■ **INSTRUCTION**
Retype the lines below starting at the one containing "footer-note: 采用哈尔滨市气象台17时 <box>387" and ending at the one containing "legend-item-high: 最高 <box>268", with every character unchanged.

■ **DATA SHOWN**
++++++++++++++++++++

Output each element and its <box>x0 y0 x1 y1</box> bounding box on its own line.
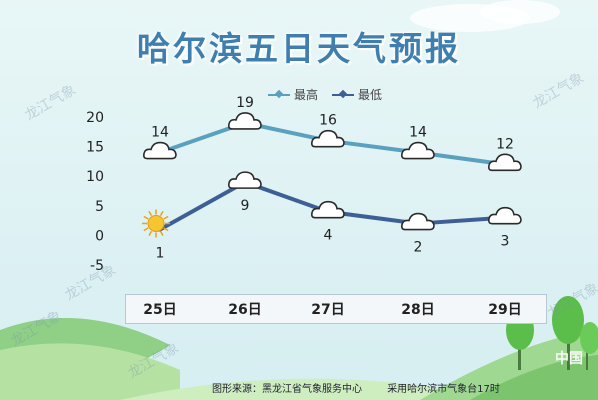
footer-note: 采用哈尔滨市气象台17时 <box>387 384 500 395</box>
logo-mark: 中国 <box>555 351 583 367</box>
chart-legend: 最高 最低 <box>268 86 382 103</box>
y-tick-label: 10 <box>86 169 104 185</box>
y-tick-label: 5 <box>95 199 104 215</box>
footer-source: 图形来源：黑龙江省气象服务中心 <box>212 384 362 395</box>
cloud-icon <box>311 200 345 219</box>
legend-label-high: 最高 <box>294 88 319 102</box>
cloud-icon <box>401 212 435 231</box>
cloud-icon <box>488 153 522 172</box>
cloud-icon <box>488 206 522 225</box>
cloud-icon <box>228 112 262 130</box>
legend-item-high: 最高 <box>268 86 318 103</box>
data-label: 19 <box>236 95 254 111</box>
sun-icon <box>142 209 170 238</box>
data-label: 4 <box>324 228 333 244</box>
cloud-icon <box>401 141 435 160</box>
x-tick-label: 25日 <box>143 302 176 318</box>
cloud-icon <box>143 141 177 160</box>
data-label: 3 <box>501 234 510 250</box>
y-tick-label: 20 <box>86 110 104 126</box>
data-label: 9 <box>241 198 250 214</box>
data-label: 12 <box>496 136 514 152</box>
cloud-icon <box>311 129 345 148</box>
legend-swatch-high <box>268 93 290 96</box>
x-tick-label: 26日 <box>228 302 261 318</box>
y-tick-label: 0 <box>95 228 104 244</box>
data-label: 2 <box>414 240 423 256</box>
data-label: 16 <box>319 113 337 129</box>
y-tick-label: 15 <box>86 140 104 156</box>
data-label: 14 <box>151 125 169 141</box>
data-label: 14 <box>409 125 427 141</box>
legend-swatch-low <box>332 93 355 96</box>
chart-title: 哈尔滨五日天气预报 <box>137 29 461 68</box>
cloud-icon <box>228 171 262 189</box>
data-label: 1 <box>156 245 165 261</box>
legend-label-low: 最低 <box>358 88 383 102</box>
x-tick-label: 29日 <box>488 302 521 318</box>
x-tick-label: 27日 <box>311 302 344 318</box>
legend-item-low: 最低 <box>332 86 382 103</box>
footer: 图形来源：黑龙江省气象服务中心 采用哈尔滨市气象台17时 <box>212 380 500 395</box>
x-tick-label: 28日 <box>401 302 434 318</box>
x-axis-bar <box>125 294 547 324</box>
y-tick-label: -5 <box>90 258 104 274</box>
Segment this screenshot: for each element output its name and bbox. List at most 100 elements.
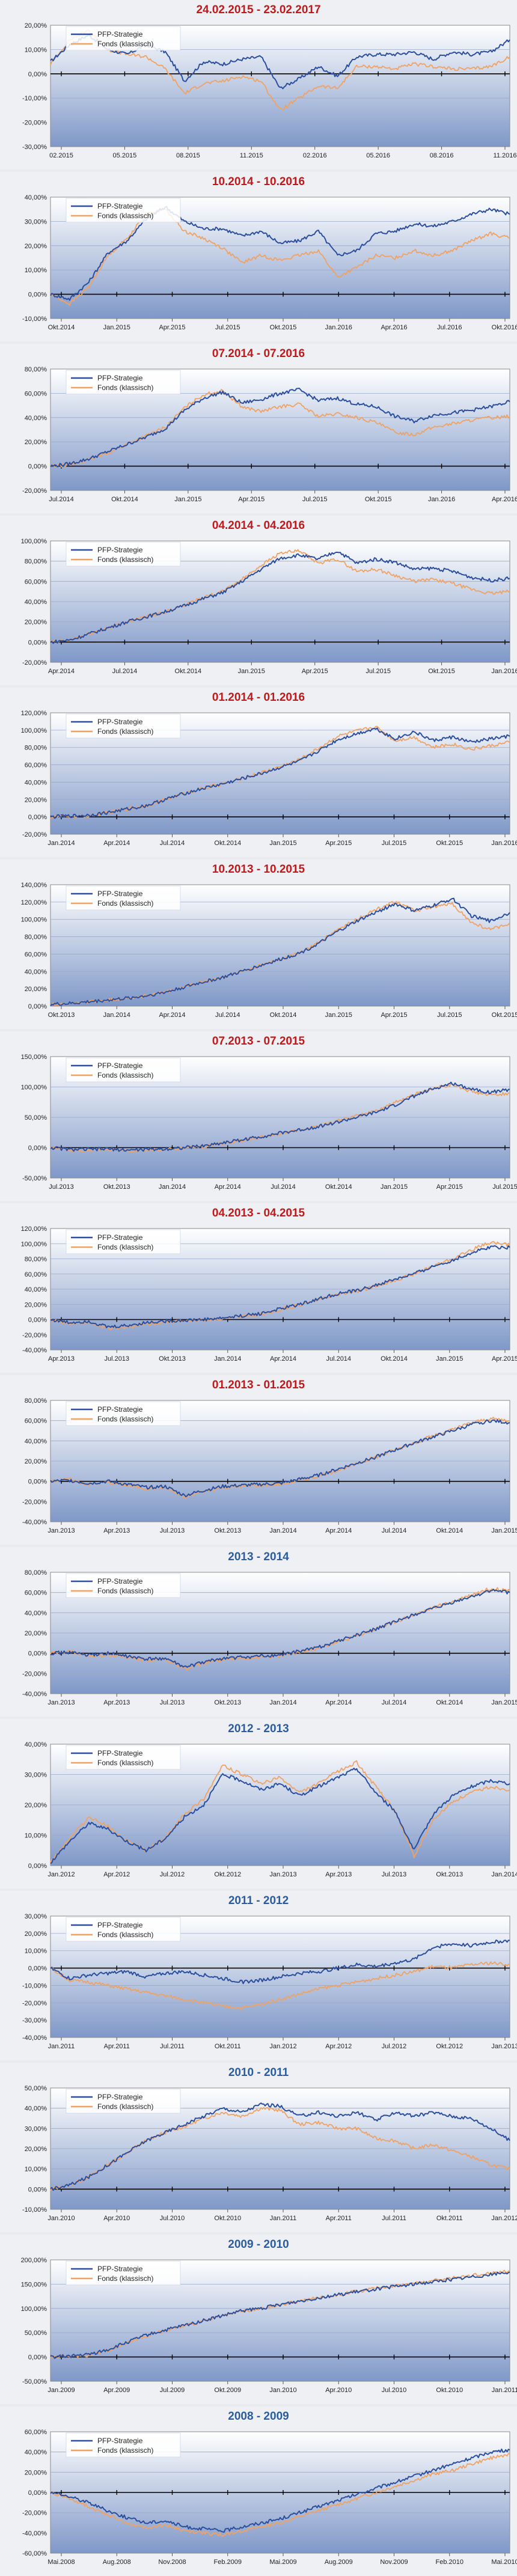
y-tick-label: 20,00%	[25, 1802, 47, 1809]
x-tick-label: Jul.2015	[382, 840, 407, 847]
legend-box	[66, 713, 181, 739]
x-tick-label: Jul.2015	[492, 1183, 517, 1191]
legend-box	[66, 2432, 181, 2458]
y-tick-label: 0,00%	[28, 639, 47, 646]
chart-svg: 01.2013 - 01.2015 -40,00% -20,00% 0,00% 20,0…	[22, 1379, 517, 1534]
x-tick-label: Okt.2013	[214, 1527, 241, 1534]
y-tick-label: 40,00%	[25, 2105, 47, 2113]
series-line-fund	[50, 208, 510, 306]
x-tick-label: Okt.2012	[436, 2043, 463, 2050]
legend-label: PFP-Strategie	[97, 546, 143, 554]
y-tick-label: 40,00%	[25, 1438, 47, 1445]
chart-panel: 10.2014 - 10.2016 -10,00% 0,00% 10,00% 20,00…	[0, 172, 517, 341]
y-tick-label: 30,00%	[25, 2125, 47, 2132]
y-tick-label: -40,00%	[22, 1691, 47, 1698]
x-tick-label: Okt.2015	[365, 496, 392, 503]
x-tick-label: Jul.2015	[215, 324, 240, 331]
chart-title: 2010 - 2011	[228, 2066, 289, 2079]
y-tick-label: -20,00%	[22, 1332, 47, 1339]
y-tick-label: 60,00%	[25, 1590, 47, 1597]
legend-label: PFP-Strategie	[97, 1061, 143, 1070]
y-tick-label: -20,00%	[22, 659, 47, 667]
y-tick-label: 40,00%	[25, 599, 47, 606]
y-tick-label: 20,00%	[25, 2146, 47, 2153]
x-tick-label: Jan.2012	[47, 1871, 75, 1878]
y-tick-label: 80,00%	[25, 558, 47, 566]
y-tick-label: 30,00%	[25, 1772, 47, 1779]
x-tick-label: Apr.2014	[103, 840, 130, 847]
chart-panel: 2013 - 2014 -40,00% -20,00% 0,00% 20,00% 40,0…	[0, 1547, 517, 1717]
chart-svg: 07.2014 - 07.2016 -20,00% 0,00% 20,00% 40,00…	[22, 347, 517, 503]
x-tick-label: Jul.2015	[366, 668, 391, 675]
x-tick-label: Jan.2016	[491, 668, 517, 675]
legend-label: Fonds (klassisch)	[97, 2446, 153, 2455]
x-tick-label: 05.2015	[113, 152, 137, 159]
x-tick-label: Okt.2010	[214, 2215, 241, 2222]
x-tick-label: Jul.2013	[160, 1699, 185, 1706]
x-tick-label: Jan.2016	[428, 496, 455, 503]
chart-title: 01.2013 - 01.2015	[212, 1379, 305, 1391]
y-tick-label: 50,00%	[25, 2085, 47, 2092]
y-tick-label: -40,00%	[22, 1347, 47, 1354]
y-tick-label: 0,00%	[28, 1650, 47, 1658]
chart-svg: 2009 - 2010 -50,00% 0,00% 50,00% 100,00% 150,…	[21, 2238, 517, 2394]
y-tick-label: 100,00%	[21, 1084, 47, 1091]
legend-label: PFP-Strategie	[97, 1577, 143, 1586]
series-line-strategy	[50, 2448, 510, 2533]
legend-box	[66, 26, 181, 51]
y-tick-label: 10,00%	[25, 1833, 47, 1840]
y-tick-label: 40,00%	[25, 415, 47, 422]
x-tick-label: Apr.2014	[215, 1183, 241, 1191]
x-tick-label: Jul.2014	[271, 1183, 296, 1191]
chart-panel: 2009 - 2010 -50,00% 0,00% 50,00% 100,00% 150,…	[0, 2235, 517, 2404]
series-line-strategy	[50, 1419, 510, 1498]
x-tick-label: Jan.2010	[47, 2215, 75, 2222]
legend-label: Fonds (klassisch)	[97, 899, 153, 908]
x-tick-label: Jan.2014	[491, 1871, 517, 1878]
y-tick-label: 50,00%	[25, 2330, 47, 2337]
x-tick-label: Okt.2014	[436, 1699, 463, 1706]
y-tick-label: 10,00%	[25, 267, 47, 274]
chart-title: 2008 - 2009	[228, 2410, 289, 2423]
x-tick-label: Okt.2011	[215, 2043, 241, 2050]
legend-box	[66, 1057, 181, 1082]
chart-svg: 07.2013 - 07.2015 -50,00% 0,00% 50,00% 100,0…	[21, 1035, 517, 1191]
x-tick-label: Okt.2014	[325, 1183, 352, 1191]
x-tick-label: Apr.2011	[326, 2215, 352, 2222]
x-tick-label: Jul.2011	[382, 2215, 406, 2222]
y-tick-label: 0,00%	[28, 291, 47, 299]
series-line-strategy	[50, 1589, 510, 1668]
y-tick-label: 60,00%	[25, 1271, 47, 1278]
chart-svg: 04.2013 - 04.2015 -40,00% -20,00% 0,00% 20,0…	[21, 1207, 517, 1363]
x-tick-label: Jan.2013	[47, 1699, 75, 1706]
legend-box	[66, 1917, 181, 1942]
legend-label: Fonds (klassisch)	[97, 1243, 153, 1251]
legend-label: Fonds (klassisch)	[97, 2102, 153, 2111]
series-line-strategy	[50, 2271, 510, 2359]
series-line-fund	[50, 2453, 510, 2537]
y-tick-label: 20,00%	[25, 2469, 47, 2476]
y-tick-label: 80,00%	[25, 366, 47, 373]
chart-title: 10.2014 - 10.2016	[212, 175, 305, 188]
y-tick-label: -20,00%	[22, 1670, 47, 1677]
x-tick-label: Apr.2015	[436, 1183, 463, 1191]
x-tick-label: 02.2015	[49, 152, 73, 159]
x-tick-label: Apr.2013	[325, 1871, 352, 1878]
y-tick-label: 60,00%	[25, 2429, 47, 2436]
x-tick-label: Jul.2011	[160, 2043, 185, 2050]
x-tick-label: Okt.2010	[436, 2387, 463, 2394]
x-tick-label: Jul.2010	[382, 2387, 407, 2394]
legend-label: Fonds (klassisch)	[97, 40, 153, 48]
legend-label: PFP-Strategie	[97, 2265, 143, 2273]
x-tick-label: Okt.2014	[175, 668, 202, 675]
x-tick-label: Okt.2011	[436, 2215, 463, 2222]
y-tick-label: 80,00%	[25, 934, 47, 941]
chart-panel: 2008 - 2009 -60,00% -40,00% -20,00% 0,00% 20,…	[0, 2407, 517, 2576]
x-tick-label: Jul.2014	[112, 668, 138, 675]
x-tick-label: Jul.2013	[160, 1527, 185, 1534]
chart-title: 07.2014 - 07.2016	[212, 347, 305, 360]
y-tick-label: -20,00%	[22, 831, 47, 838]
y-tick-label: 0,00%	[28, 1965, 47, 1973]
x-tick-label: Jan.2012	[269, 2043, 296, 2050]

++++++++++++++++++++

■ **RESPONSE TO THE EXERCISE**
footer-note: 采用哈尔滨市气象台17时 <box>387 384 500 395</box>
logo-mark: 中国 <box>555 351 583 367</box>
chart-legend: 最高 最低 <box>268 86 382 103</box>
y-tick-label: 10 <box>86 169 104 185</box>
y-tick-label: 5 <box>95 199 104 215</box>
footer-source: 图形来源：黑龙江省气象服务中心 <box>212 384 362 395</box>
cloud-icon <box>311 200 345 219</box>
legend-label-high: 最高 <box>294 88 319 102</box>
cloud-icon <box>401 212 435 231</box>
cloud-icon <box>488 153 522 172</box>
cloud-icon <box>488 206 522 225</box>
cloud-icon <box>228 112 262 130</box>
legend-item-high: 最高 <box>268 86 318 103</box>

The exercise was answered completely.